● **What to produce**: Wherever a line holds the word "values", copy that line out.

● **The records**:
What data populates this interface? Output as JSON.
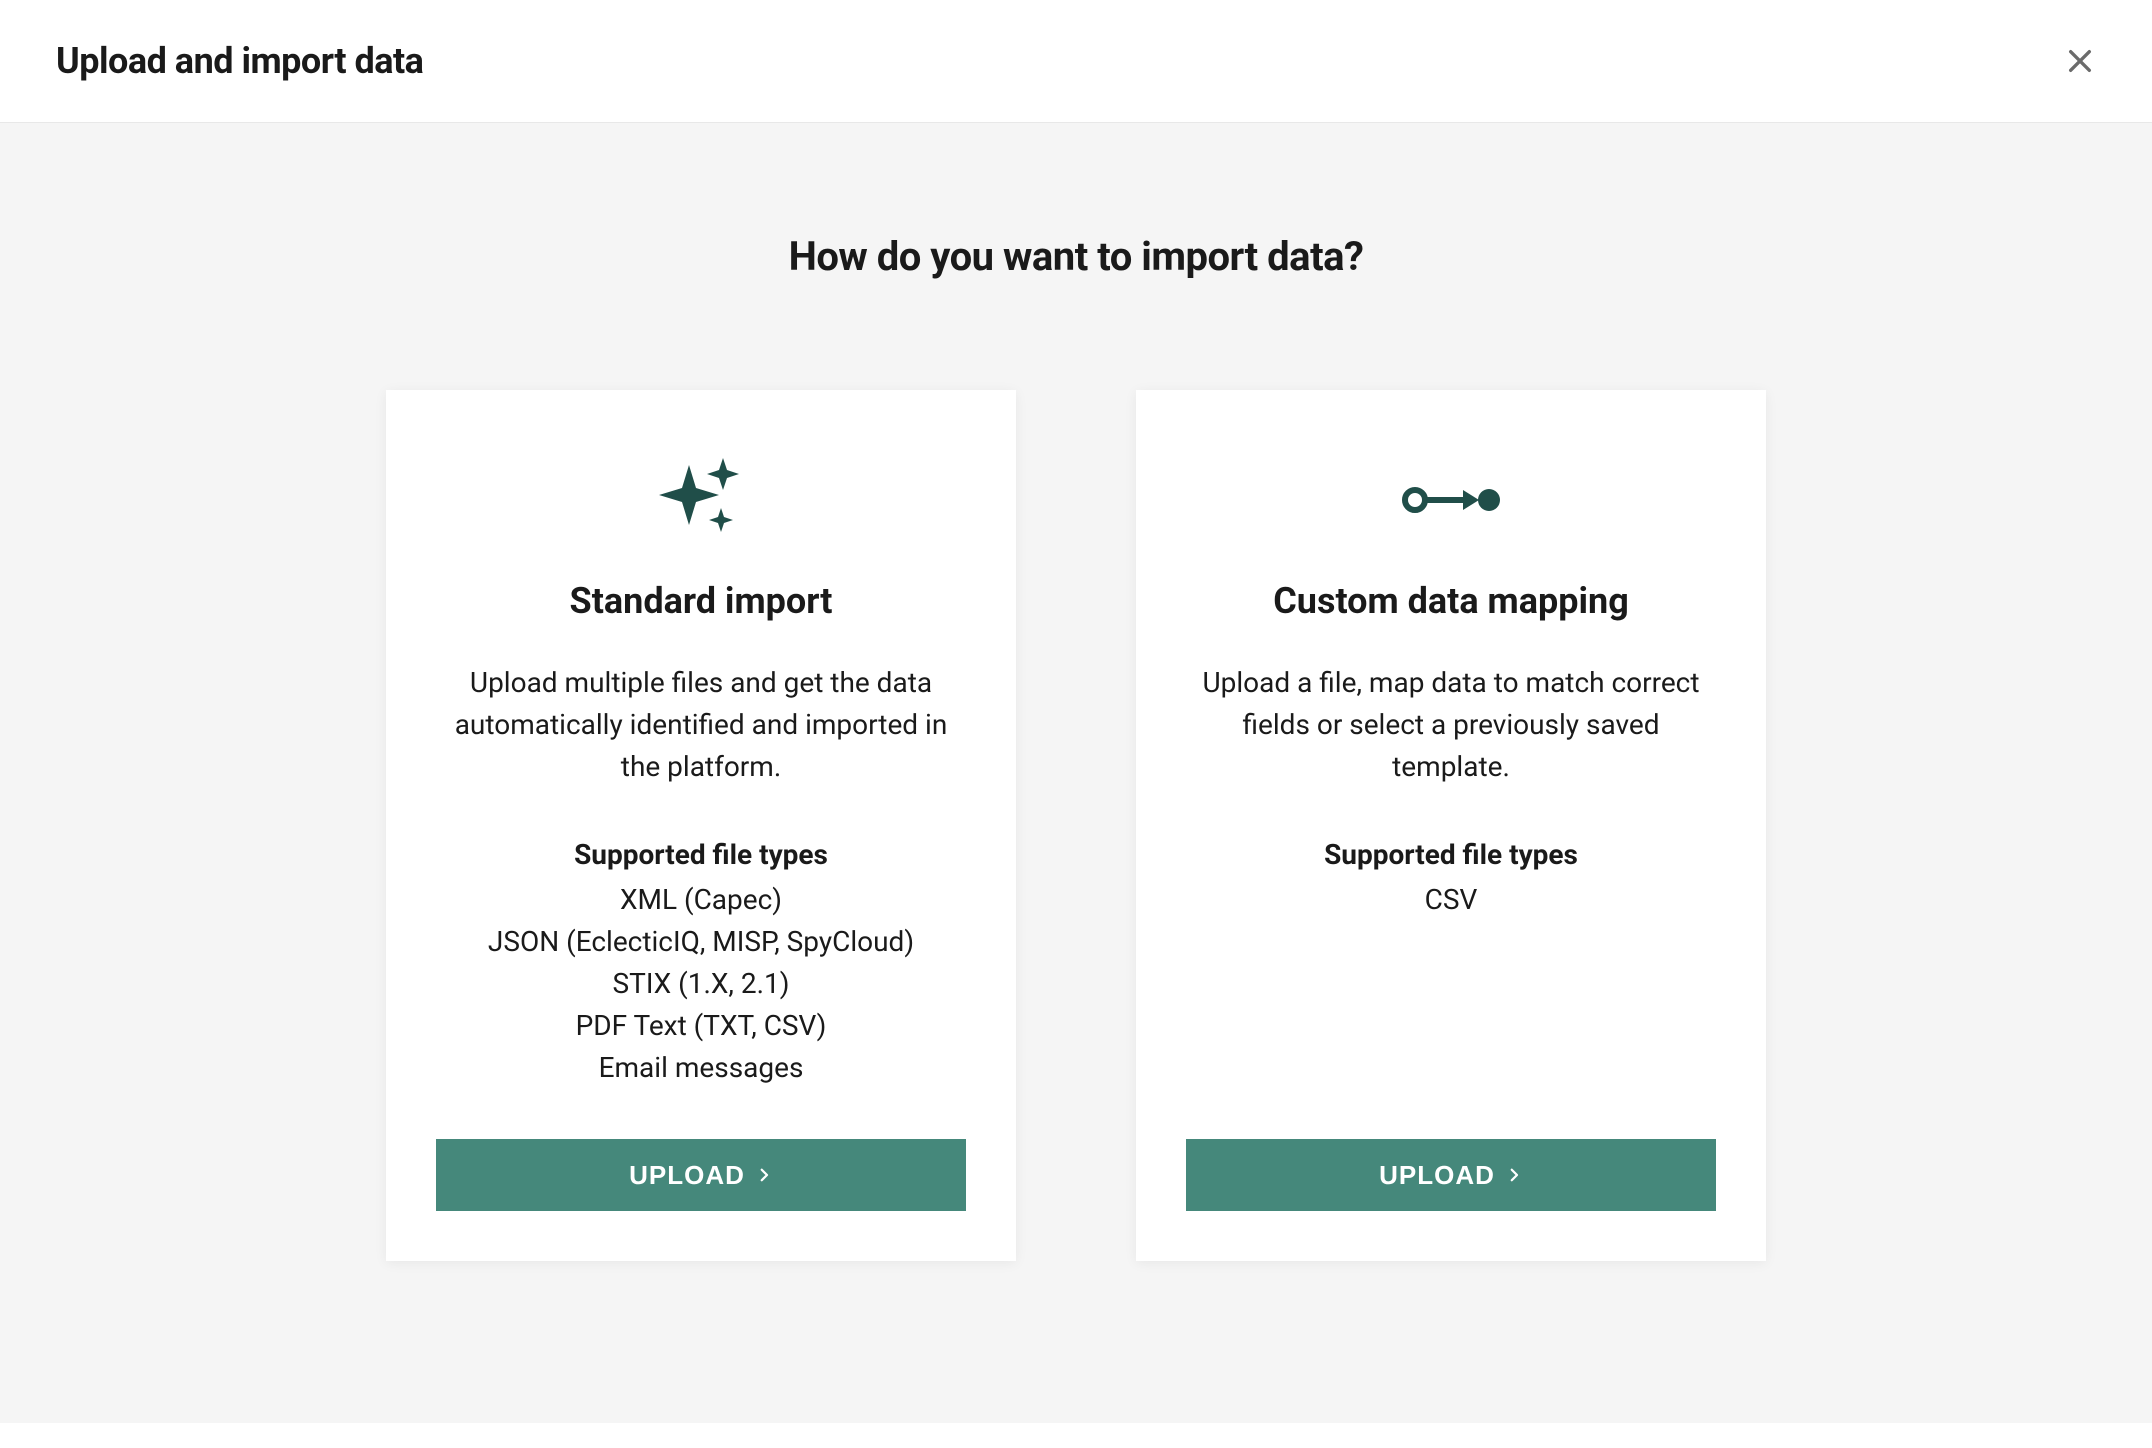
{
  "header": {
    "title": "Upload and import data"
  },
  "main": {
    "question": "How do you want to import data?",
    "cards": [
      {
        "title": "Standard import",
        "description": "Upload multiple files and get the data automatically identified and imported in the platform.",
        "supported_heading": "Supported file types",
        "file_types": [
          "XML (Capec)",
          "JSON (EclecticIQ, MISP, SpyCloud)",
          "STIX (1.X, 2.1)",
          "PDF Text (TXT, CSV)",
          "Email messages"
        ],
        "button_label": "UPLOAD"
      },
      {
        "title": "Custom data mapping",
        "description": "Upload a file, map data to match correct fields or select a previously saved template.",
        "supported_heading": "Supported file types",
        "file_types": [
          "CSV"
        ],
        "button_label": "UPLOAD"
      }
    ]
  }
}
...
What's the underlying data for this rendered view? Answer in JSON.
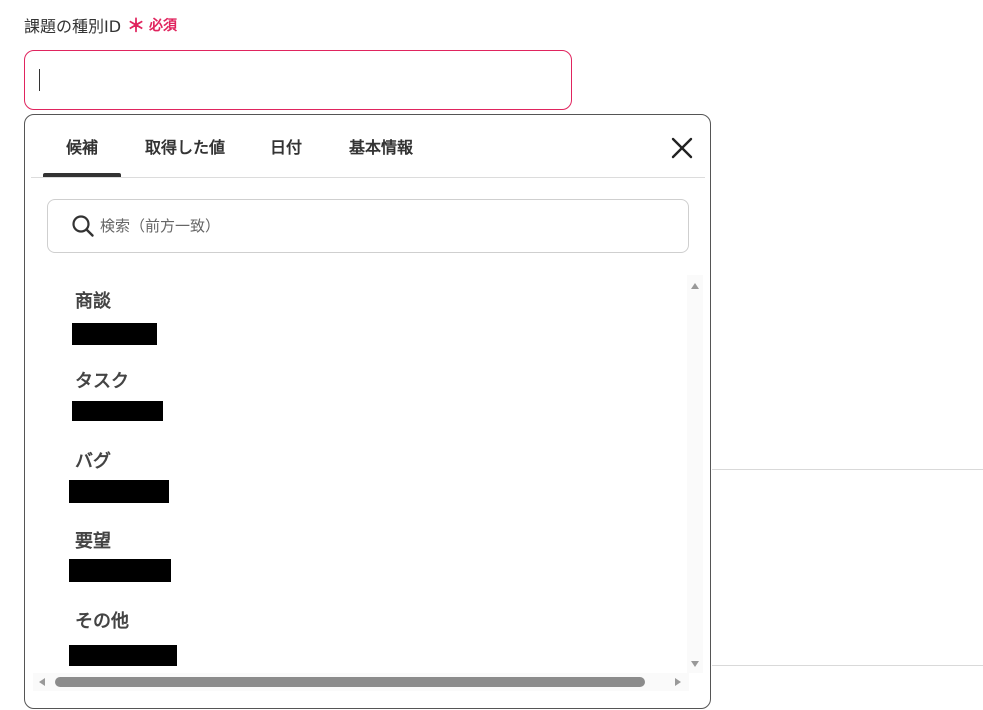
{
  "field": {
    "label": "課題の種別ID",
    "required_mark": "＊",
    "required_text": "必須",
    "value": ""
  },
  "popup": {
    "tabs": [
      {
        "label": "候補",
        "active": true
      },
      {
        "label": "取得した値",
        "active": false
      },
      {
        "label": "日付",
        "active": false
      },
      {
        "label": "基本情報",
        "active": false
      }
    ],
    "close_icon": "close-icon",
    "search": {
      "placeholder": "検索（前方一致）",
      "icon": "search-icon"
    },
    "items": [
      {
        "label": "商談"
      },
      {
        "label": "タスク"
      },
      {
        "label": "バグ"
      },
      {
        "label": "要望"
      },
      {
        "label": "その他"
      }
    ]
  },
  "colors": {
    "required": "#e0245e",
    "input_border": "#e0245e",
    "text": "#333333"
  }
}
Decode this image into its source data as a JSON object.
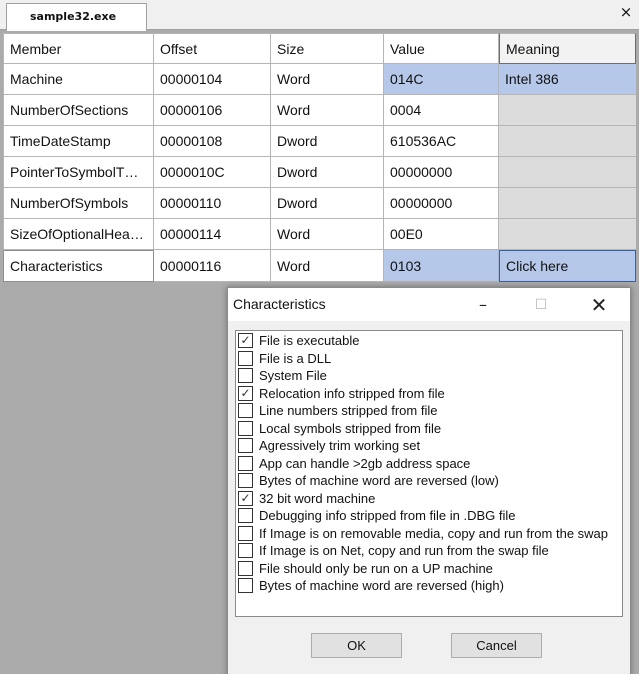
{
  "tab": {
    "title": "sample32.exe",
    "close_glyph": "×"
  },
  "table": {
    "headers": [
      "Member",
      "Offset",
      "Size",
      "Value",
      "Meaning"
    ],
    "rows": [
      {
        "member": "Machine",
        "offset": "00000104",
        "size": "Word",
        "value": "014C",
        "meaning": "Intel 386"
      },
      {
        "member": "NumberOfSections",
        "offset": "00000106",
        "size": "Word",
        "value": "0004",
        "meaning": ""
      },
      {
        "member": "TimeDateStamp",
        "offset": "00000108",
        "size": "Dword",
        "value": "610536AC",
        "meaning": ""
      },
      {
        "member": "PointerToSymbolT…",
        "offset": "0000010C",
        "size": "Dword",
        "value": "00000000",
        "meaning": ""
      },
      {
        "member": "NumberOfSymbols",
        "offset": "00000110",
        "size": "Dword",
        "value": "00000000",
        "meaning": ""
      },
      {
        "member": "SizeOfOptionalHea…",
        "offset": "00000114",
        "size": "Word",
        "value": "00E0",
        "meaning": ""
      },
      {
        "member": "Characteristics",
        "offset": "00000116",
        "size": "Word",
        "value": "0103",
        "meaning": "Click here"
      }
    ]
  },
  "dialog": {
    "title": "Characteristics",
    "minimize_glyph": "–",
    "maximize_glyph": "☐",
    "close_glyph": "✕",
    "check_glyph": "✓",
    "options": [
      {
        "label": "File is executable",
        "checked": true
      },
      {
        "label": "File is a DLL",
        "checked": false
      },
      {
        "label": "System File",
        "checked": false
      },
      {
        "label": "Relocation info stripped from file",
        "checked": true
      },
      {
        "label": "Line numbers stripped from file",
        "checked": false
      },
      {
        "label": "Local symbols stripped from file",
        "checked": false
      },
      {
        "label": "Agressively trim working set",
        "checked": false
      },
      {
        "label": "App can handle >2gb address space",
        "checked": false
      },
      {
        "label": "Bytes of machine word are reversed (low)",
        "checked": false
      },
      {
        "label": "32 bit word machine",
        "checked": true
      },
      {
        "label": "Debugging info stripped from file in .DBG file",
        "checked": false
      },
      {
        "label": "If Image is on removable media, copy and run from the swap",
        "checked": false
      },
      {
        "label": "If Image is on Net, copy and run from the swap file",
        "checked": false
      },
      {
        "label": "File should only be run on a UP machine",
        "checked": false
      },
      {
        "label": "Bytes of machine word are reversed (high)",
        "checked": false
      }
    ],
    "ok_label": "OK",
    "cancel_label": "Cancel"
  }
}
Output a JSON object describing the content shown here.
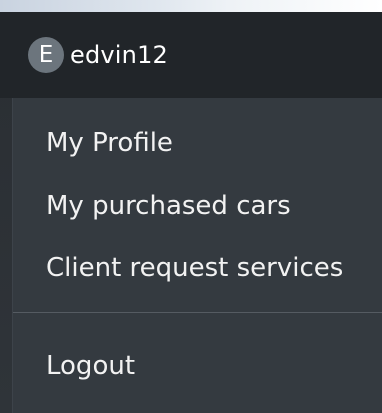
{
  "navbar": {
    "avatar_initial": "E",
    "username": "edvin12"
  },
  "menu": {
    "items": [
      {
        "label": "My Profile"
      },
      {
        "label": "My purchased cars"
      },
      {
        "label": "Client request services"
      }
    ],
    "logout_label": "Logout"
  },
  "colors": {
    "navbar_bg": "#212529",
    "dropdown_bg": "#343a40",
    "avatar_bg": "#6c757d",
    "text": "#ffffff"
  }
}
==
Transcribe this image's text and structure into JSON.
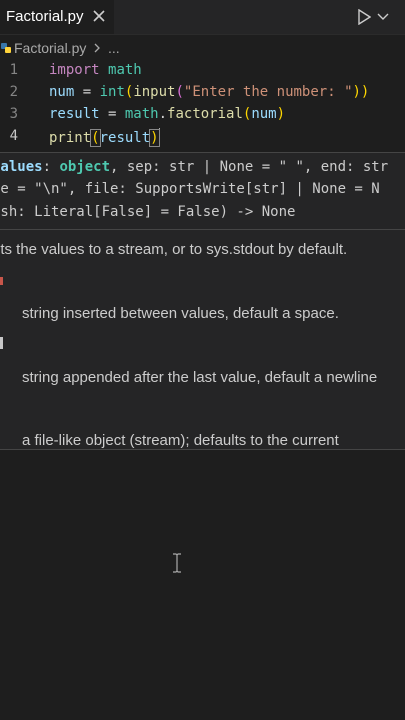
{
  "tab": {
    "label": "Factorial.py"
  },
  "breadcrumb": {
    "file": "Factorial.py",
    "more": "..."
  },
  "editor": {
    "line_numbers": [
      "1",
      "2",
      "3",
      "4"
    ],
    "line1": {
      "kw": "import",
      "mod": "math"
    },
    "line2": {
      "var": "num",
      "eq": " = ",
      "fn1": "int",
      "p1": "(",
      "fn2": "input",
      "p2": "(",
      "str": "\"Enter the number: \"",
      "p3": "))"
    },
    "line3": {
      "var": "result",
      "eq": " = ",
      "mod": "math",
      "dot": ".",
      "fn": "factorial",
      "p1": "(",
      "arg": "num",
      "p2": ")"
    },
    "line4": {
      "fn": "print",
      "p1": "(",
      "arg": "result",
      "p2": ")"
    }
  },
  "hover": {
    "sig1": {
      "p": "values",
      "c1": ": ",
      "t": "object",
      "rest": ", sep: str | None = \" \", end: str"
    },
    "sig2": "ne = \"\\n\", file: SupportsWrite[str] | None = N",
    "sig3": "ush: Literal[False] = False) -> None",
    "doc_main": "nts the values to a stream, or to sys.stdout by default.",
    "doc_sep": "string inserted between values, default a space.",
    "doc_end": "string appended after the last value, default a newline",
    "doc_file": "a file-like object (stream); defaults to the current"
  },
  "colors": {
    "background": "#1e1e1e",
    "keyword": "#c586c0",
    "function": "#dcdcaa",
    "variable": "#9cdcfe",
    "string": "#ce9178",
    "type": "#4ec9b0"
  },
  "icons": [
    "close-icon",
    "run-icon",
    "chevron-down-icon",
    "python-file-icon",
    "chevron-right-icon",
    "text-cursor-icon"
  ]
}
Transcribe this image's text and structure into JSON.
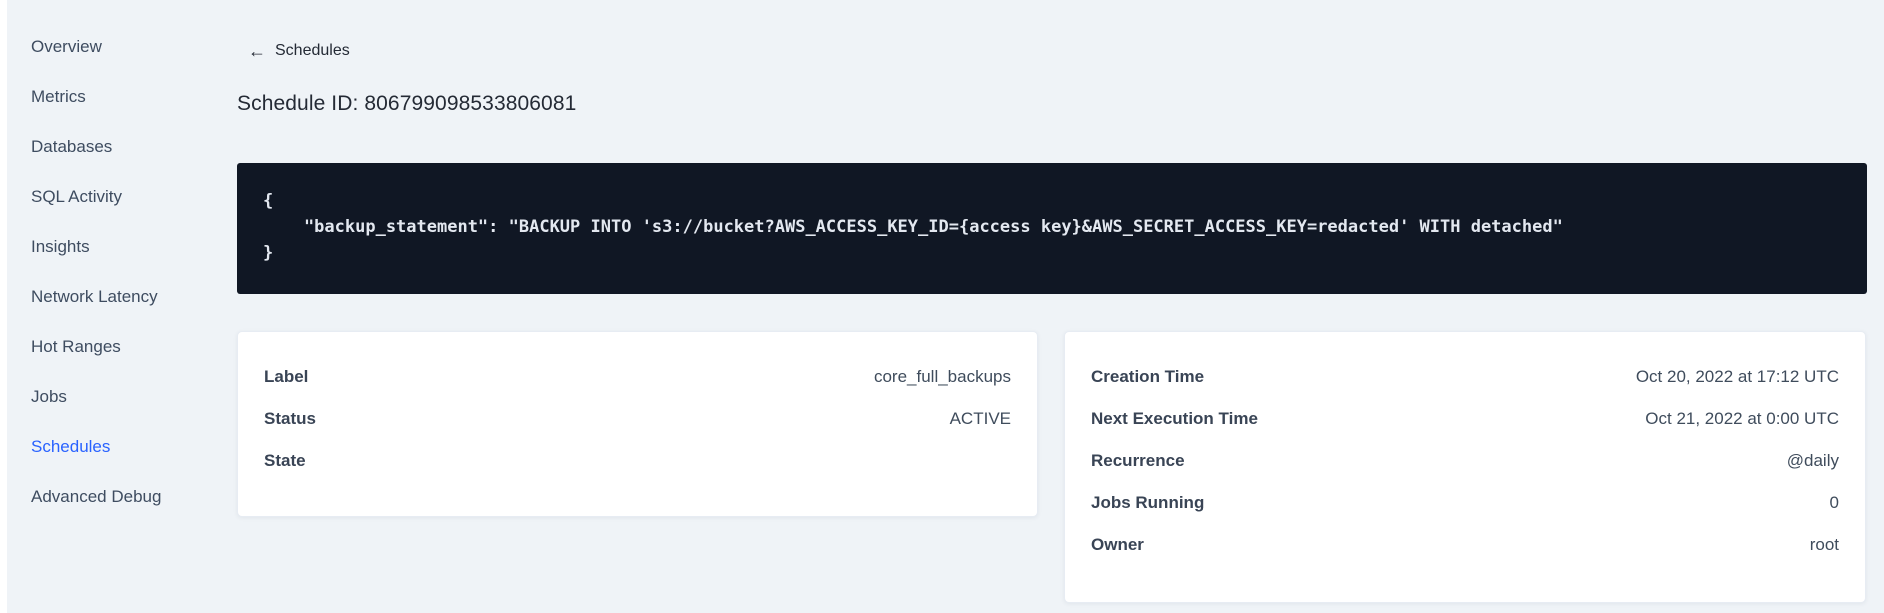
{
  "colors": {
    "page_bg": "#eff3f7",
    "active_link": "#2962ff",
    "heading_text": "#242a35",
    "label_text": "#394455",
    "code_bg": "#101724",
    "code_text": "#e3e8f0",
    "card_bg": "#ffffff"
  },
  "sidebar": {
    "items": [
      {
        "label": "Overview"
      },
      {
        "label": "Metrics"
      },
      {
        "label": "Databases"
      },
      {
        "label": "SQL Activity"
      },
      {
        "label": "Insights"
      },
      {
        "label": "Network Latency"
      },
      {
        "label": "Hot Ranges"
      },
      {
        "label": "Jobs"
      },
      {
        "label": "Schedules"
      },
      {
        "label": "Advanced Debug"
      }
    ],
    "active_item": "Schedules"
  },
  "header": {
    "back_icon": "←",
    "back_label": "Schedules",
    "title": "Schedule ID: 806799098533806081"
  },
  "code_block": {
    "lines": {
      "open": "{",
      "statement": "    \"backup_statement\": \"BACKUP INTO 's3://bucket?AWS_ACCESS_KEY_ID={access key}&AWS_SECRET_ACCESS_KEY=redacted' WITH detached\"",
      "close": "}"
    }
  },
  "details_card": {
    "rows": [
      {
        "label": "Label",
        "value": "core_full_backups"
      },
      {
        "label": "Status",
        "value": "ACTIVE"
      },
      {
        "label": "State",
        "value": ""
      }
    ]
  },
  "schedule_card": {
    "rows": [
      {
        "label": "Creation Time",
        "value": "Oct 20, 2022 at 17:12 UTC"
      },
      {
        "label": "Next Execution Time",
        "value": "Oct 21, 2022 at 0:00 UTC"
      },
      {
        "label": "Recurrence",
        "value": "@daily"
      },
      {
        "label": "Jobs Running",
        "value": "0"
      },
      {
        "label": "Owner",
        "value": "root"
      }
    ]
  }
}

● **Answer to this problem**:
      "p": "values",
    "doc_main": "nts the values to a stream, or to sys.stdout by default.",
    "doc_sep": "string inserted between values, default a space.",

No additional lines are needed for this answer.